• Objective
Each line of the material must be returned exactly.

• Excerpted data
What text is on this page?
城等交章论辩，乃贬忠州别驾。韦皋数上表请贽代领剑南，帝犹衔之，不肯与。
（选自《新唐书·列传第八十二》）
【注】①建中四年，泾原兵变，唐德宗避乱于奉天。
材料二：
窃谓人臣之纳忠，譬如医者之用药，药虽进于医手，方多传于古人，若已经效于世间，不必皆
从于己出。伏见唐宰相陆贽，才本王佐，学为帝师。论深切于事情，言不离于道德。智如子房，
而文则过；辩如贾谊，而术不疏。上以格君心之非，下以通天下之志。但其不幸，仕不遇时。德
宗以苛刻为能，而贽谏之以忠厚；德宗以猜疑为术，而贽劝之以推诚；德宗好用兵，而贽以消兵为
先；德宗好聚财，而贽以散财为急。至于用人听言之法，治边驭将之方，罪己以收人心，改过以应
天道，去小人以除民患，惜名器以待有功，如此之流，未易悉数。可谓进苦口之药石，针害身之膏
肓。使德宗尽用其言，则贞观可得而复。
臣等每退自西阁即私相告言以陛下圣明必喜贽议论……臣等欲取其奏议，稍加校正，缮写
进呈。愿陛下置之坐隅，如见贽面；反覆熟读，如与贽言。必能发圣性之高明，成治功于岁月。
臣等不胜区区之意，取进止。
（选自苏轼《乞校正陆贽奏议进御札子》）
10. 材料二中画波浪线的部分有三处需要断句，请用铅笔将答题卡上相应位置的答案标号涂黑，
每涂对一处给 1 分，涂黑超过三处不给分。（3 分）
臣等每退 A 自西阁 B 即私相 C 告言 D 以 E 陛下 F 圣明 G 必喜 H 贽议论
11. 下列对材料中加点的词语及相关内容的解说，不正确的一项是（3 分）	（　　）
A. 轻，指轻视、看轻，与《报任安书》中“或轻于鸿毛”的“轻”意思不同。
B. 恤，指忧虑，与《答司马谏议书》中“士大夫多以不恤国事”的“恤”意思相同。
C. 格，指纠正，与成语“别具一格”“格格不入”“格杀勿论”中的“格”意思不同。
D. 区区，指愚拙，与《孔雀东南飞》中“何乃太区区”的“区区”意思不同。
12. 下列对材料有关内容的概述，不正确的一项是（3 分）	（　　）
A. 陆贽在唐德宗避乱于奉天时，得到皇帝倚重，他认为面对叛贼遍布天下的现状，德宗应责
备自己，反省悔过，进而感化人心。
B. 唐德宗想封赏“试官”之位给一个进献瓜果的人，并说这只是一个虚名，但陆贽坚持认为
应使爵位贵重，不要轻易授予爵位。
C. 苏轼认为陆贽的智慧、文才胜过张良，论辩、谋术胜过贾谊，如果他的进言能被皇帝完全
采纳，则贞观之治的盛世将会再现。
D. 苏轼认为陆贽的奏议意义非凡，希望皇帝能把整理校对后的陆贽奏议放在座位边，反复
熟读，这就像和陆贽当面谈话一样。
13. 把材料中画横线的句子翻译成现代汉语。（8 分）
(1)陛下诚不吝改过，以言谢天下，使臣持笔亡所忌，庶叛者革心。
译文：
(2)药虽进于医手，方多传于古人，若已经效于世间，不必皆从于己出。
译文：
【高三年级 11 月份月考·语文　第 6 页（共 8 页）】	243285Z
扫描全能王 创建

• Result of the exercise
What text is on this page?
城等交章论辩，乃贬忠州别驾。韦皋数上表请贽代领剑南，帝犹衔之，不肯与。
（选自《新唐书·列传第八十二》）
【注】①建中四年，泾原兵变，唐德宗避乱于奉天。
材料二：
窃谓人臣之纳忠，譬如医者之用药，药虽进于医手，方多传于古人，若已经效于世间，不必皆
从于己出。伏见唐宰相陆贽，才本王佐，学为帝师。论深切于事情，言不离于道德。智如子房，
而文则过；辩如贾谊，而术不疏。上以格君心之非，下以通天下之志。但其不幸，仕不遇时。德
宗以苛刻为能，而贽谏之以忠厚；德宗以猜疑为术，而贽劝之以推诚；德宗好用兵，而贽以消兵为
先；德宗好聚财，而贽以散财为急。至于用人听言之法，治边驭将之方，罪己以收人心，改过以应
天道，去小人以除民患，惜名器以待有功，如此之流，未易悉数。可谓进苦口之药石，针害身之膏
肓。使德宗尽用其言，则贞观可得而复。
臣等每退自西阁即私相告言以陛下圣明必喜贽议论……臣等欲取其奏议，稍加校正，缮写
进呈。愿陛下置之坐隅，如见贽面；反覆熟读，如与贽言。必能发圣性之高明，成治功于岁月。
臣等不胜区区之意，取进止。
（选自苏轼《乞校正陆贽奏议进御札子》）
10. 材料二中画波浪线的部分有三处需要断句，请用铅笔将答题卡上相应位置的答案标号涂黑，
每涂对一处给 1 分，涂黑超过三处不给分。（3 分）
臣等每退 A 自西阁 B 即私相 C 告言 D 以 E 陛下 F 圣明 G 必喜 H 贽议论
11. 下列对材料中加点的词语及相关内容的解说，不正确的一项是（3 分）	（　　）
A. 轻，指轻视、看轻，与《报任安书》中“或轻于鸿毛”的“轻”意思不同。
B. 恤，指忧虑，与《答司马谏议书》中“士大夫多以不恤国事”的“恤”意思相同。
C. 格，指纠正，与成语“别具一格”“格格不入”“格杀勿论”中的“格”意思不同。
D. 区区，指愚拙，与《孔雀东南飞》中“何乃太区区”的“区区”意思不同。
12. 下列对材料有关内容的概述，不正确的一项是（3 分）	（　　）
A. 陆贽在唐德宗避乱于奉天时，得到皇帝倚重，他认为面对叛贼遍布天下的现状，德宗应责
备自己，反省悔过，进而感化人心。
B. 唐德宗想封赏“试官”之位给一个进献瓜果的人，并说这只是一个虚名，但陆贽坚持认为
应使爵位贵重，不要轻易授予爵位。
C. 苏轼认为陆贽的智慧、文才胜过张良，论辩、谋术胜过贾谊，如果他的进言能被皇帝完全
采纳，则贞观之治的盛世将会再现。
D. 苏轼认为陆贽的奏议意义非凡，希望皇帝能把整理校对后的陆贽奏议放在座位边，反复
熟读，这就像和陆贽当面谈话一样。
13. 把材料中画横线的句子翻译成现代汉语。（8 分）
(1)陛下诚不吝改过，以言谢天下，使臣持笔亡所忌，庶叛者革心。
译文：
(2)药虽进于医手，方多传于古人，若已经效于世间，不必皆从于己出。
译文：
【高三年级 11 月份月考·语文　第 6 页（共 8 页）】	243285Z
扫描全能王 创建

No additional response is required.